─── STORED RECORDS

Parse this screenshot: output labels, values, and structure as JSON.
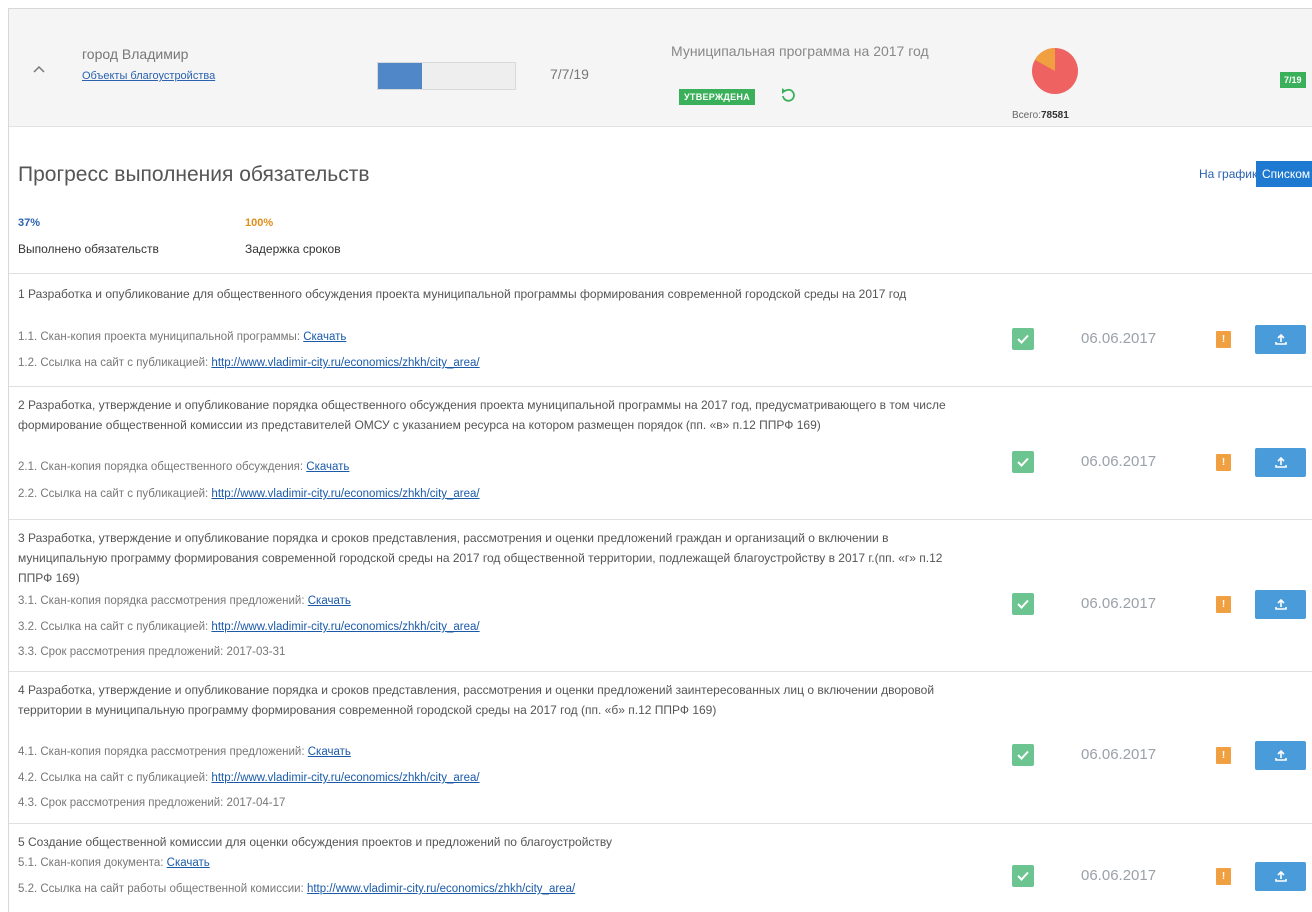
{
  "header": {
    "city": "город Владимир",
    "objects_link": "Объекты благоустройства",
    "progress_fraction": 0.32,
    "progress_text": "7/7/19",
    "program_title": "Муниципальная программа на 2017 год",
    "status": "УТВЕРЖДЕНА",
    "total_label": "Всего:",
    "total_value": "78581",
    "chip": "7/19",
    "pie": {
      "main_color": "#ee6262",
      "slice_color": "#f0a040",
      "slice_fraction": 0.17
    }
  },
  "section": {
    "title": "Прогресс выполнения обязательств",
    "view_graph": "На графике",
    "view_list": "Списком"
  },
  "stats": [
    {
      "value": "37%",
      "label": "Выполнено обязательств"
    },
    {
      "value": "100%",
      "label": "Задержка сроков"
    }
  ],
  "items": [
    {
      "title": "1 Разработка и опубликование для общественного обсуждения проекта муниципальной программы формирования современной городской среды на 2017 год",
      "subs": [
        {
          "text": "1.1. Скан-копия проекта муниципальной программы: ",
          "link": "Скачать"
        },
        {
          "text": "1.2. Ссылка на сайт с публикацией: ",
          "link": "http://www.vladimir-city.ru/economics/zhkh/city_area/"
        }
      ],
      "date": "06.06.2017",
      "warn": "!"
    },
    {
      "title": "2 Разработка, утверждение и опубликование порядка общественного обсуждения проекта муниципальной программы на 2017 год, предусматривающего в том числе формирование общественной комиссии из представителей ОМСУ с указанием ресурса на котором размещен порядок (пп. «в» п.12 ППРФ 169)",
      "subs": [
        {
          "text": "2.1. Скан-копия порядка общественного обсуждения: ",
          "link": "Скачать"
        },
        {
          "text": "2.2. Ссылка на сайт с публикацией: ",
          "link": "http://www.vladimir-city.ru/economics/zhkh/city_area/"
        }
      ],
      "date": "06.06.2017",
      "warn": "!"
    },
    {
      "title": "3 Разработка, утверждение и опубликование порядка и сроков представления, рассмотрения и оценки предложений граждан и организаций о включении в муниципальную программу формирования современной городской среды на 2017 год общественной территории, подлежащей благоустройству в 2017 г.(пп. «г» п.12 ППРФ 169)",
      "subs": [
        {
          "text": "3.1. Скан-копия порядка рассмотрения предложений: ",
          "link": "Скачать"
        },
        {
          "text": "3.2. Ссылка на сайт с публикацией: ",
          "link": "http://www.vladimir-city.ru/economics/zhkh/city_area/"
        },
        {
          "text": "3.3. Срок рассмотрения предложений: 2017-03-31",
          "link": ""
        }
      ],
      "date": "06.06.2017",
      "warn": "!"
    },
    {
      "title": "4 Разработка, утверждение и опубликование порядка и сроков представления, рассмотрения и оценки предложений заинтересованных лиц о включении дворовой территории в муниципальную программу формирования современной городской среды на 2017 год (пп. «б» п.12 ППРФ 169)",
      "subs": [
        {
          "text": "4.1. Скан-копия порядка рассмотрения предложений: ",
          "link": "Скачать"
        },
        {
          "text": "4.2. Ссылка на сайт с публикацией: ",
          "link": "http://www.vladimir-city.ru/economics/zhkh/city_area/"
        },
        {
          "text": "4.3. Срок рассмотрения предложений: 2017-04-17",
          "link": ""
        }
      ],
      "date": "06.06.2017",
      "warn": "!"
    },
    {
      "title": "5 Создание общественной комиссии для оценки обсуждения проектов и предложений по благоустройству",
      "subs": [
        {
          "text": "5.1. Скан-копия документа: ",
          "link": "Скачать"
        },
        {
          "text": "5.2. Ссылка на сайт работы общественной комиссии: ",
          "link": "http://www.vladimir-city.ru/economics/zhkh/city_area/"
        }
      ],
      "date": "06.06.2017",
      "warn": "!"
    }
  ]
}
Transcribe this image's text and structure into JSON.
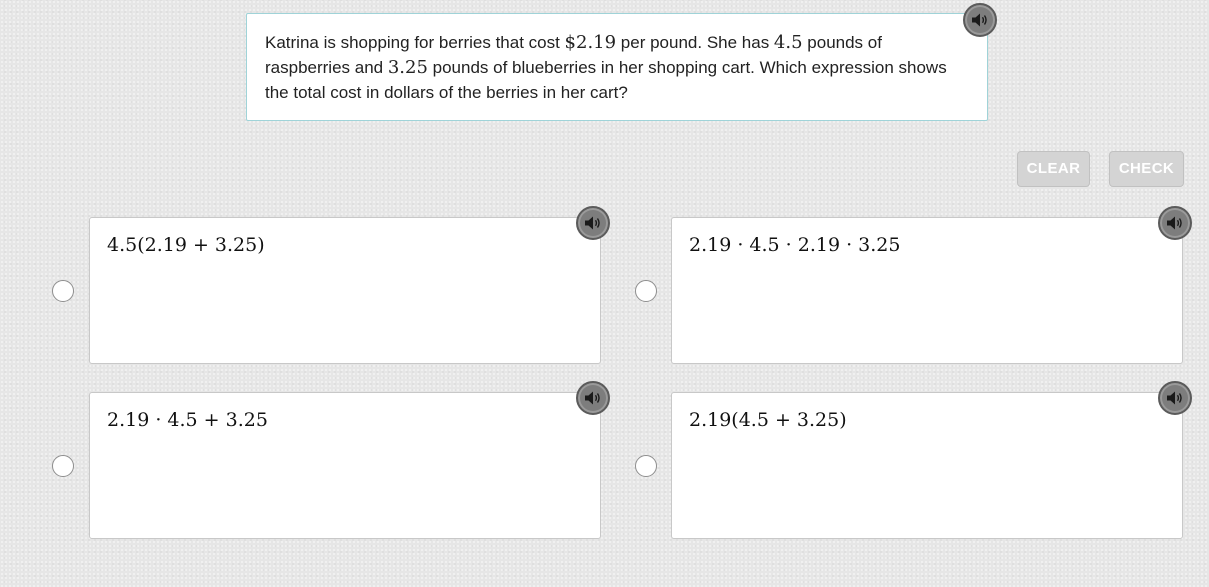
{
  "question": {
    "segments": [
      {
        "text": "Katrina is shopping for berries that cost ",
        "math": false
      },
      {
        "text": "$2.19",
        "math": true
      },
      {
        "text": " per pound. She has ",
        "math": false
      },
      {
        "text": "4.5",
        "math": true
      },
      {
        "text": " pounds of raspberries and ",
        "math": false
      },
      {
        "text": "3.25",
        "math": true
      },
      {
        "text": " pounds of blueberries in her shopping cart. Which expression shows the total cost in dollars of the berries in her cart?",
        "math": false
      }
    ],
    "audio_icon": "speaker-icon"
  },
  "buttons": {
    "clear": "CLEAR",
    "check": "CHECK"
  },
  "choices": [
    {
      "expression": "4.5(2.19 + 3.25)",
      "audio_icon": "speaker-icon"
    },
    {
      "expression": "2.19 · 4.5 · 2.19 · 3.25",
      "audio_icon": "speaker-icon"
    },
    {
      "expression": "2.19 · 4.5 + 3.25",
      "audio_icon": "speaker-icon"
    },
    {
      "expression": "2.19(4.5 + 3.25)",
      "audio_icon": "speaker-icon"
    }
  ],
  "colors": {
    "background": "#e6e6e6",
    "question_border": "#9fd3d8",
    "button_disabled": "#d4d4d4",
    "audio_button": "#7d7d7d"
  }
}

──────

» **GIVEN PROBLEM**
Say how many lines in the records contain the string "Скан", and say nothing else.

» **REPLY TO THE EXERCISE**
5